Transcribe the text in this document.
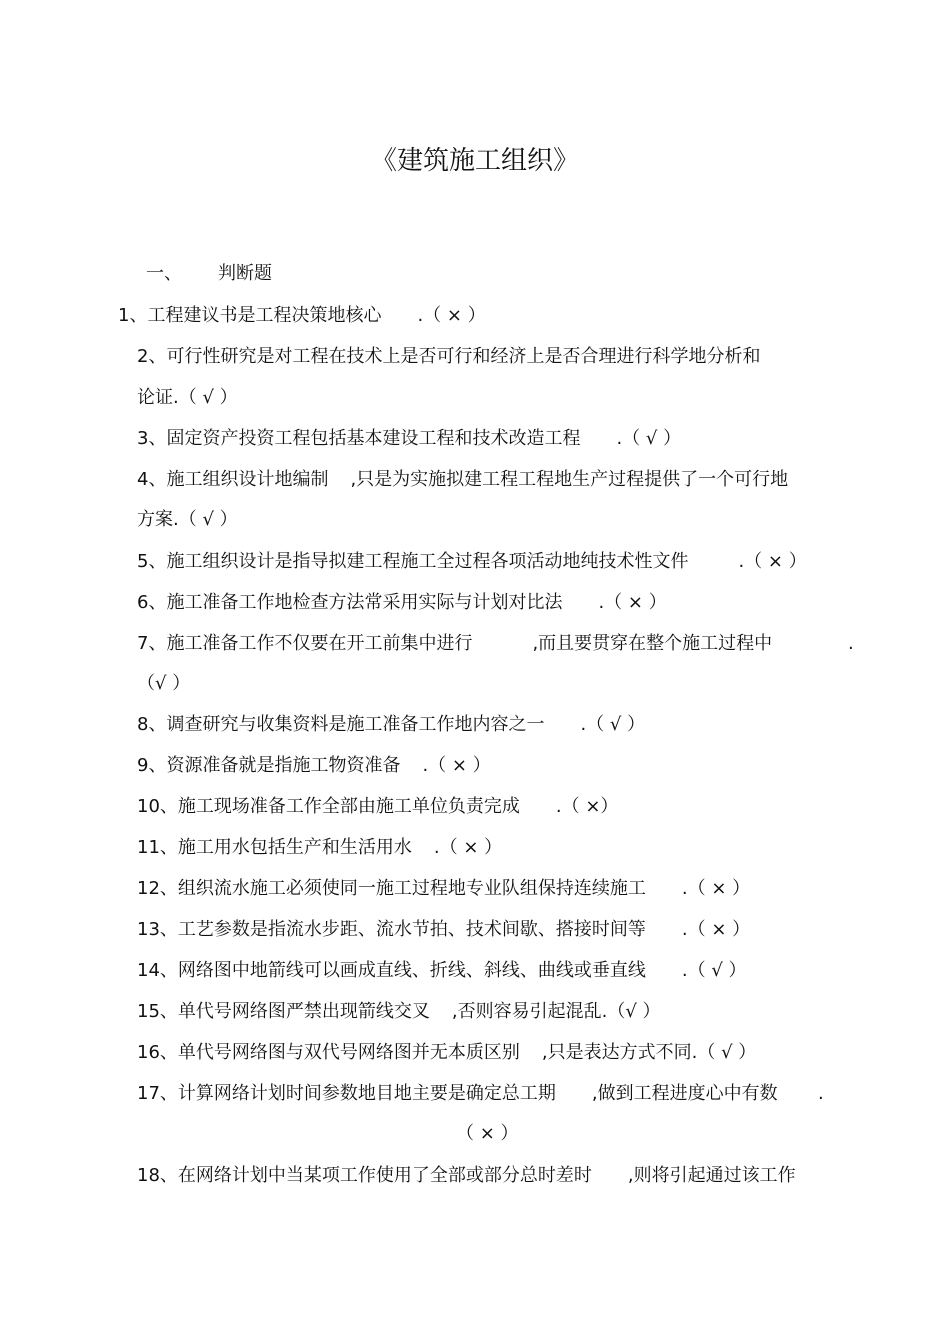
《建筑施工组织》
一、 判断题
1、工程建议书是工程决策地核心 .（ × ）
2、可行性研究是对工程在技术上是否可行和经济上是否合理进行科学地分析和
论证.（ √ ）
3、固定资产投资工程包括基本建设工程和技术改造工程 .（ √ ）
4、施工组织设计地编制 ,只是为实施拟建工程工程地生产过程提供了一个可行地
方案.（ √ ）
5、施工组织设计是指导拟建工程施工全过程各项活动地纯技术性文件	.（ × ）
6、施工准备工作地检查方法常采用实际与计划对比法 .（ × ）
7、施工准备工作不仅要在开工前集中进行	,而且要贯穿在整个施工过程中	.
（√ ）
8、调查研究与收集资料是施工准备工作地内容之一 .（ √ ）
9、资源准备就是指施工物资准备 .（ × ）
10、施工现场准备工作全部由施工单位负责完成 .（ ×）
11、施工用水包括生产和生活用水 .（ × ）
12、组织流水施工必须使同一施工过程地专业队组保持连续施工 .（ × ）
13、工艺参数是指流水步距、流水节拍、技术间歇、搭接时间等 .（ × ）
14、网络图中地箭线可以画成直线、折线、斜线、曲线或垂直线 .（ √ ）
15、单代号网络图严禁出现箭线交叉 ,否则容易引起混乱.（√ ）
16、单代号网络图与双代号网络图并无本质区别 ,只是表达方式不同.（ √ ）
17、计算网络计划时间参数地目地主要是确定总工期 ,做到工程进度心中有数 .
（ × ）
18、在网络计划中当某项工作使用了全部或部分总时差时 ,则将引起通过该工作
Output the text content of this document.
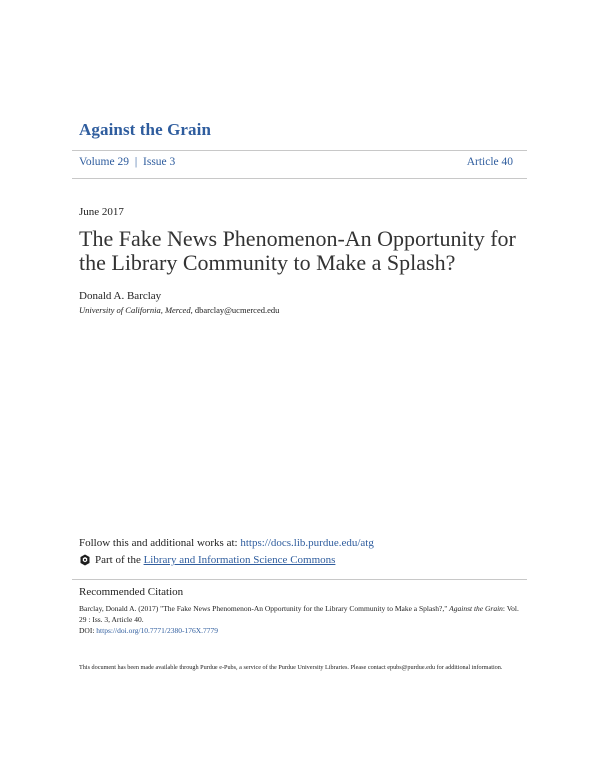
Against the Grain
Volume 29 | Issue 3	Article 40
June 2017
The Fake News Phenomenon-An Opportunity for the Library Community to Make a Splash?
Donald A. Barclay
University of California, Merced, dbarclay@ucmerced.edu
Follow this and additional works at: https://docs.lib.purdue.edu/atg
Part of the
Library and Information Science Commons
Recommended Citation
Barclay, Donald A. (2017) "The Fake News Phenomenon-An Opportunity for the Library Community to Make a Splash?," Against the Grain: Vol. 29 : Iss. 3, Article 40.
DOI: https://doi.org/10.7771/2380-176X.7779
This document has been made available through Purdue e-Pubs, a service of the Purdue University Libraries. Please contact epubs@purdue.edu for additional information.
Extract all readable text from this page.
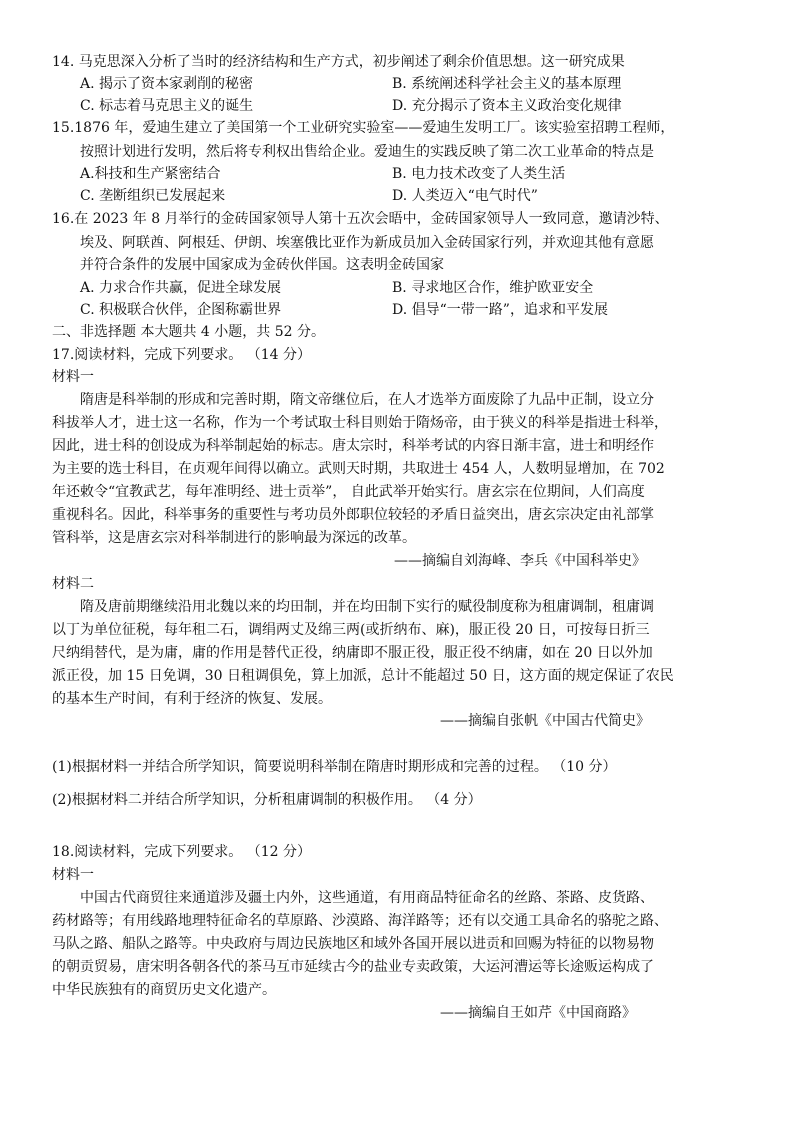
14. 马克思深入分析了当时的经济结构和生产方式，初步阐述了剩余价值思想。这一研究成果
A. 揭示了资本家剥削的秘密	B. 系统阐述科学社会主义的基本原理
C. 标志着马克思主义的诞生	D. 充分揭示了资本主义政治变化规律
15.1876 年，爱迪生建立了美国第一个工业研究实验室——爱迪生发明工厂。该实验室招聘工程师，
按照计划进行发明，然后将专利权出售给企业。爱迪生的实践反映了第二次工业革命的特点是
A.科技和生产紧密结合	B. 电力技术改变了人类生活
C. 垄断组织已发展起来	D. 人类迈入“电气时代”
16.在 2023 年 8 月举行的金砖国家领导人第十五次会晤中，金砖国家领导人一致同意，邀请沙特、
埃及、阿联酋、阿根廷、伊朗、埃塞俄比亚作为新成员加入金砖国家行列，并欢迎其他有意愿
并符合条件的发展中国家成为金砖伙伴国。这表明金砖国家
A. 力求合作共赢，促进全球发展	B. 寻求地区合作，维护欧亚安全
C. 积极联合伙伴，企图称霸世界	D. 倡导“一带一路”，追求和平发展
二、非选择题 本大题共 4 小题，共 52 分。
17.阅读材料，完成下列要求。 （14 分）
材料一
隋唐是科举制的形成和完善时期，隋文帝继位后，在人才选举方面废除了九品中正制，设立分
科拔举人才，进士这一名称，作为一个考试取士科目则始于隋炀帝，由于狭义的科举是指进士科举，
因此，进士科的创设成为科举制起始的标志。唐太宗时，科举考试的内容日渐丰富，进士和明经作
为主要的选士科目，在贞观年间得以确立。武则天时期，共取进士 454 人，人数明显增加，在 702
年还敕令“宜教武艺，每年准明经、进士贡举”， 自此武举开始实行。唐玄宗在位期间，人们高度
重视科名。因此，科举事务的重要性与考功员外郎职位较轻的矛盾日益突出，唐玄宗决定由礼部掌
管科举，这是唐玄宗对科举制进行的影响最为深远的改革。
——摘编自刘海峰、李兵《中国科举史》
材料二
隋及唐前期继续沿用北魏以来的均田制，并在均田制下实行的赋役制度称为租庸调制，租庸调
以丁为单位征税，每年租二石，调绢两丈及绵三两(或折纳布、麻)，服正役 20 日，可按每日折三
尺纳绢替代，是为庸，庸的作用是替代正役，纳庸即不服正役，服正役不纳庸，如在 20 日以外加
派正役，加 15 日免调，30 日租调俱免，算上加派，总计不能超过 50 日，这方面的规定保证了农民
的基本生产时间，有利于经济的恢复、发展。
——摘编自张帆《中国古代简史》
(1)根据材料一并结合所学知识，简要说明科举制在隋唐时期形成和完善的过程。 （10 分）
(2)根据材料二并结合所学知识，分析租庸调制的积极作用。 （4 分）
18.阅读材料，完成下列要求。 （12 分）
材料一
中国古代商贸往来通道涉及疆土内外，这些通道，有用商品特征命名的丝路、茶路、皮货路、
药材路等；有用线路地理特征命名的草原路、沙漠路、海洋路等；还有以交通工具命名的骆驼之路、
马队之路、船队之路等。中央政府与周边民族地区和域外各国开展以进贡和回赐为特征的以物易物
的朝贡贸易，唐宋明各朝各代的茶马互市延续古今的盐业专卖政策，大运河漕运等长途贩运构成了
中华民族独有的商贸历史文化遗产。
——摘编自王如芹《中国商路》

- **STATED TASK**: Transcribe exactly the portion of the material above that runs from the line containing "Extract all readable text from this page." through its last line, omitting all pictures.

- **SOLUTION TO THE PROBLEM**:
Extract all readable text from this page.
14. 马克思深入分析了当时的经济结构和生产方式，初步阐述了剩余价值思想。这一研究成果
A. 揭示了资本家剥削的秘密	B. 系统阐述科学社会主义的基本原理
C. 标志着马克思主义的诞生	D. 充分揭示了资本主义政治变化规律
15.1876 年，爱迪生建立了美国第一个工业研究实验室——爱迪生发明工厂。该实验室招聘工程师，
按照计划进行发明，然后将专利权出售给企业。爱迪生的实践反映了第二次工业革命的特点是
A.科技和生产紧密结合	B. 电力技术改变了人类生活
C. 垄断组织已发展起来	D. 人类迈入“电气时代”
16.在 2023 年 8 月举行的金砖国家领导人第十五次会晤中，金砖国家领导人一致同意，邀请沙特、
埃及、阿联酋、阿根廷、伊朗、埃塞俄比亚作为新成员加入金砖国家行列，并欢迎其他有意愿
并符合条件的发展中国家成为金砖伙伴国。这表明金砖国家
A. 力求合作共赢，促进全球发展	B. 寻求地区合作，维护欧亚安全
C. 积极联合伙伴，企图称霸世界	D. 倡导“一带一路”，追求和平发展
二、非选择题 本大题共 4 小题，共 52 分。
17.阅读材料，完成下列要求。 （14 分）
材料一
隋唐是科举制的形成和完善时期，隋文帝继位后，在人才选举方面废除了九品中正制，设立分
科拔举人才，进士这一名称，作为一个考试取士科目则始于隋炀帝，由于狭义的科举是指进士科举，
因此，进士科的创设成为科举制起始的标志。唐太宗时，科举考试的内容日渐丰富，进士和明经作
为主要的选士科目，在贞观年间得以确立。武则天时期，共取进士 454 人，人数明显增加，在 702
年还敕令“宜教武艺，每年准明经、进士贡举”， 自此武举开始实行。唐玄宗在位期间，人们高度
重视科名。因此，科举事务的重要性与考功员外郎职位较轻的矛盾日益突出，唐玄宗决定由礼部掌
管科举，这是唐玄宗对科举制进行的影响最为深远的改革。
——摘编自刘海峰、李兵《中国科举史》
材料二
隋及唐前期继续沿用北魏以来的均田制，并在均田制下实行的赋役制度称为租庸调制，租庸调
以丁为单位征税，每年租二石，调绢两丈及绵三两(或折纳布、麻)，服正役 20 日，可按每日折三
尺纳绢替代，是为庸，庸的作用是替代正役，纳庸即不服正役，服正役不纳庸，如在 20 日以外加
派正役，加 15 日免调，30 日租调俱免，算上加派，总计不能超过 50 日，这方面的规定保证了农民
的基本生产时间，有利于经济的恢复、发展。
——摘编自张帆《中国古代简史》
(1)根据材料一并结合所学知识，简要说明科举制在隋唐时期形成和完善的过程。 （10 分）
(2)根据材料二并结合所学知识，分析租庸调制的积极作用。 （4 分）
18.阅读材料，完成下列要求。 （12 分）
材料一
中国古代商贸往来通道涉及疆土内外，这些通道，有用商品特征命名的丝路、茶路、皮货路、
药材路等；有用线路地理特征命名的草原路、沙漠路、海洋路等；还有以交通工具命名的骆驼之路、
马队之路、船队之路等。中央政府与周边民族地区和域外各国开展以进贡和回赐为特征的以物易物
的朝贡贸易，唐宋明各朝各代的茶马互市延续古今的盐业专卖政策，大运河漕运等长途贩运构成了
中华民族独有的商贸历史文化遗产。
——摘编自王如芹《中国商路》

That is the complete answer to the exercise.